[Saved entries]
══════

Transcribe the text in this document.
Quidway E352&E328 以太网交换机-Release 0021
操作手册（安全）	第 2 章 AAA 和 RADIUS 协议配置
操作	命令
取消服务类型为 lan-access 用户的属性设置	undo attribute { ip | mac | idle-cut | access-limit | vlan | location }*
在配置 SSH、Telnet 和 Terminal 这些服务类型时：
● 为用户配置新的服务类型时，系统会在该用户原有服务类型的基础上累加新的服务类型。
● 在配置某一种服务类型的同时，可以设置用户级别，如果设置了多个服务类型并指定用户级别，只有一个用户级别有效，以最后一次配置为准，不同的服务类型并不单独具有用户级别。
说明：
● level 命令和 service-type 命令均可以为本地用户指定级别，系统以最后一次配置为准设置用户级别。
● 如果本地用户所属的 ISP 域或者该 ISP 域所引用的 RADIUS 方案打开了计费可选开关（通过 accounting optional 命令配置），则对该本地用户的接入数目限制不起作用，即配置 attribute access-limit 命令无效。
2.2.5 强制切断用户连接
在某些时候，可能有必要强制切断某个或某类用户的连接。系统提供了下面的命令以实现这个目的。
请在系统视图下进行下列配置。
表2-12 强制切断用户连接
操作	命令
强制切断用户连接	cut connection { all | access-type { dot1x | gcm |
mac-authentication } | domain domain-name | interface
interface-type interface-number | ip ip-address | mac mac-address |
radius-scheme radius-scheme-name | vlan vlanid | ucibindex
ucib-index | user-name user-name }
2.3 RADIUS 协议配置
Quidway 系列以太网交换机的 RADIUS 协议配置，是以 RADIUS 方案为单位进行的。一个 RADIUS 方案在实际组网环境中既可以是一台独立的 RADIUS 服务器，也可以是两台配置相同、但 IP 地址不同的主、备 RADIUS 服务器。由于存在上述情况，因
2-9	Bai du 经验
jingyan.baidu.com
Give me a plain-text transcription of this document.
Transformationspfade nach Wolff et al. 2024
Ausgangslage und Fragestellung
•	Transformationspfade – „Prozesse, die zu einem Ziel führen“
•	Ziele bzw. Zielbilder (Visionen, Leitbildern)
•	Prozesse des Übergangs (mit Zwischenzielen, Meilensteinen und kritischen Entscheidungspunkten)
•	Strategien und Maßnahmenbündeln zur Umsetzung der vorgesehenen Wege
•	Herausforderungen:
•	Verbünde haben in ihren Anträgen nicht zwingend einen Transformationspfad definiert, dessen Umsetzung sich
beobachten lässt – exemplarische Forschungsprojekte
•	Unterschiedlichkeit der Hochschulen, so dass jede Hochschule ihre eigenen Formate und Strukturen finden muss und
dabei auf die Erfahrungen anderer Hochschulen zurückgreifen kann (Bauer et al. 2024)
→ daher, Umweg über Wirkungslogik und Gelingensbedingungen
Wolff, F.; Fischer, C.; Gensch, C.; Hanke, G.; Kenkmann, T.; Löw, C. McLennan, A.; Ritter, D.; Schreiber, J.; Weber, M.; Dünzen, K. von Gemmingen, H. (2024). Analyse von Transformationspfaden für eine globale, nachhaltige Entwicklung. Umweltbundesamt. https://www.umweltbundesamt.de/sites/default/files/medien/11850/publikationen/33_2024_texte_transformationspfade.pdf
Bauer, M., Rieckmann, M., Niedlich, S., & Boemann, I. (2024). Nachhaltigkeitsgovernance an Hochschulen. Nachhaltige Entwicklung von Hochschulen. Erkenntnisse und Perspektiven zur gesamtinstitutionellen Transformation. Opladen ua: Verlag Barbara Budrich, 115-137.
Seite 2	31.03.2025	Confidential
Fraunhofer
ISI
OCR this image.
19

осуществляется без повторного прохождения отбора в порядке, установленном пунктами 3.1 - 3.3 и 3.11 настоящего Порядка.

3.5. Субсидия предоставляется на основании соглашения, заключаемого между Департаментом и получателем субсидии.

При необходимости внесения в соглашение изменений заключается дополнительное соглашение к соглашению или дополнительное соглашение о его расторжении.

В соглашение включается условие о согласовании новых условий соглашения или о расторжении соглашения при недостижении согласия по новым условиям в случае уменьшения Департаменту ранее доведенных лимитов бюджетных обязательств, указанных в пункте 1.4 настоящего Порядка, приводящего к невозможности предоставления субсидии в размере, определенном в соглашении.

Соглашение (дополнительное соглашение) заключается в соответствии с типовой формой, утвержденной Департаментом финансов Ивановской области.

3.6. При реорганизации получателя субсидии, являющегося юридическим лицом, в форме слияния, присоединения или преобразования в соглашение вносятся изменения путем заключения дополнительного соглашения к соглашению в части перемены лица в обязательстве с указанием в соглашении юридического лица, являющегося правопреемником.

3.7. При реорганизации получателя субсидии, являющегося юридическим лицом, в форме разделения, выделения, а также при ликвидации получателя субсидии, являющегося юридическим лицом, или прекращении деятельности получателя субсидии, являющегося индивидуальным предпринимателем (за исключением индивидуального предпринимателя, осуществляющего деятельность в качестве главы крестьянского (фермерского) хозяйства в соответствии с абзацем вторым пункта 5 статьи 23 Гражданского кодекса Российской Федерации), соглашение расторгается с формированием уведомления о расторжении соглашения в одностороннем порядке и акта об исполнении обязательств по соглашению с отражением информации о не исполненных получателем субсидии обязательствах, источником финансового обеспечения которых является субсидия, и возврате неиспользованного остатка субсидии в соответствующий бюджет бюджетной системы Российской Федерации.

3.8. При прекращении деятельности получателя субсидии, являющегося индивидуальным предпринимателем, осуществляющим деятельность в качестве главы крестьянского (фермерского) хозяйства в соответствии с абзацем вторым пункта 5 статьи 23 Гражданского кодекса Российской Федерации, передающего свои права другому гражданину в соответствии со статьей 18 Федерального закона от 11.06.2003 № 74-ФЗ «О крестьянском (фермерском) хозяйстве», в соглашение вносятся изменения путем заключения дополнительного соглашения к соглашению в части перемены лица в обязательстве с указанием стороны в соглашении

══════

■ Exercise aim
Using the data above, output each line exactly.

■ Solved problem
Transcribe the text in this document.
Quidway E352&E328 以太网交换机-Release 0021
操作手册（安全）	第 2 章 AAA 和 RADIUS 协议配置
操作	命令
取消服务类型为 lan-access 用户的属性设置	undo attribute { ip | mac | idle-cut | access-limit | vlan | location }*
在配置 SSH、Telnet 和 Terminal 这些服务类型时：
● 为用户配置新的服务类型时，系统会在该用户原有服务类型的基础上累加新的服务类型。
● 在配置某一种服务类型的同时，可以设置用户级别，如果设置了多个服务类型并指定用户级别，只有一个用户级别有效，以最后一次配置为准，不同的服务类型并不单独具有用户级别。
说明：
● level 命令和 service-type 命令均可以为本地用户指定级别，系统以最后一次配置为准设置用户级别。
● 如果本地用户所属的 ISP 域或者该 ISP 域所引用的 RADIUS 方案打开了计费可选开关（通过 accounting optional 命令配置），则对该本地用户的接入数目限制不起作用，即配置 attribute access-limit 命令无效。
2.2.5 强制切断用户连接
在某些时候，可能有必要强制切断某个或某类用户的连接。系统提供了下面的命令以实现这个目的。
请在系统视图下进行下列配置。
表2-12 强制切断用户连接
操作	命令
强制切断用户连接	cut connection { all | access-type { dot1x | gcm |
mac-authentication } | domain domain-name | interface
interface-type interface-number | ip ip-address | mac mac-address |
radius-scheme radius-scheme-name | vlan vlanid | ucibindex
ucib-index | user-name user-name }
2.3 RADIUS 协议配置
Quidway 系列以太网交换机的 RADIUS 协议配置，是以 RADIUS 方案为单位进行的。一个 RADIUS 方案在实际组网环境中既可以是一台独立的 RADIUS 服务器，也可以是两台配置相同、但 IP 地址不同的主、备 RADIUS 服务器。由于存在上述情况，因
2-9	Bai du 经验
jingyan.baidu.com
Give me a plain-text transcription of this document.
Transformationspfade nach Wolff et al. 2024
Ausgangslage und Fragestellung
•	Transformationspfade – „Prozesse, die zu einem Ziel führen“
•	Ziele bzw. Zielbilder (Visionen, Leitbildern)
•	Prozesse des Übergangs (mit Zwischenzielen, Meilensteinen und kritischen Entscheidungspunkten)
•	Strategien und Maßnahmenbündeln zur Umsetzung der vorgesehenen Wege
•	Herausforderungen:
•	Verbünde haben in ihren Anträgen nicht zwingend einen Transformationspfad definiert, dessen Umsetzung sich
beobachten lässt – exemplarische Forschungsprojekte
•	Unterschiedlichkeit der Hochschulen, so dass jede Hochschule ihre eigenen Formate und Strukturen finden muss und
dabei auf die Erfahrungen anderer Hochschulen zurückgreifen kann (Bauer et al. 2024)
→ daher, Umweg über Wirkungslogik und Gelingensbedingungen
Wolff, F.; Fischer, C.; Gensch, C.; Hanke, G.; Kenkmann, T.; Löw, C. McLennan, A.; Ritter, D.; Schreiber, J.; Weber, M.; Dünzen, K. von Gemmingen, H. (2024). Analyse von Transformationspfaden für eine globale, nachhaltige Entwicklung. Umweltbundesamt. https://www.umweltbundesamt.de/sites/default/files/medien/11850/publikationen/33_2024_texte_transformationspfade.pdf
Bauer, M., Rieckmann, M., Niedlich, S., & Boemann, I. (2024). Nachhaltigkeitsgovernance an Hochschulen. Nachhaltige Entwicklung von Hochschulen. Erkenntnisse und Perspektiven zur gesamtinstitutionellen Transformation. Opladen ua: Verlag Barbara Budrich, 115-137.
Seite 2	31.03.2025	Confidential
Fraunhofer
ISI
OCR this image.
19

осуществляется без повторного прохождения отбора в порядке, установленном пунктами 3.1 - 3.3 и 3.11 настоящего Порядка.

3.5. Субсидия предоставляется на основании соглашения, заключаемого между Департаментом и получателем субсидии.

При необходимости внесения в соглашение изменений заключается дополнительное соглашение к соглашению или дополнительное соглашение о его расторжении.

В соглашение включается условие о согласовании новых условий соглашения или о расторжении соглашения при недостижении согласия по новым условиям в случае уменьшения Департаменту ранее доведенных лимитов бюджетных обязательств, указанных в пункте 1.4 настоящего Порядка, приводящего к невозможности предоставления субсидии в размере, определенном в соглашении.

Соглашение (дополнительное соглашение) заключается в соответствии с типовой формой, утвержденной Департаментом финансов Ивановской области.

3.6. При реорганизации получателя субсидии, являющегося юридическим лицом, в форме слияния, присоединения или преобразования в соглашение вносятся изменения путем заключения дополнительного соглашения к соглашению в части перемены лица в обязательстве с указанием в соглашении юридического лица, являющегося правопреемником.

3.7. При реорганизации получателя субсидии, являющегося юридическим лицом, в форме разделения, выделения, а также при ликвидации получателя субсидии, являющегося юридическим лицом, или прекращении деятельности получателя субсидии, являющегося индивидуальным предпринимателем (за исключением индивидуального предпринимателя, осуществляющего деятельность в качестве главы крестьянского (фермерского) хозяйства в соответствии с абзацем вторым пункта 5 статьи 23 Гражданского кодекса Российской Федерации), соглашение расторгается с формированием уведомления о расторжении соглашения в одностороннем порядке и акта об исполнении обязательств по соглашению с отражением информации о не исполненных получателем субсидии обязательствах, источником финансового обеспечения которых является субсидия, и возврате неиспользованного остатка субсидии в соответствующий бюджет бюджетной системы Российской Федерации.

3.8. При прекращении деятельности получателя субсидии, являющегося индивидуальным предпринимателем, осуществляющим деятельность в качестве главы крестьянского (фермерского) хозяйства в соответствии с абзацем вторым пункта 5 статьи 23 Гражданского кодекса Российской Федерации, передающего свои права другому гражданину в соответствии со статьей 18 Федерального закона от 11.06.2003 № 74-ФЗ «О крестьянском (фермерском) хозяйстве», в соглашение вносятся изменения путем заключения дополнительного соглашения к соглашению в части перемены лица в обязательстве с указанием стороны в соглашении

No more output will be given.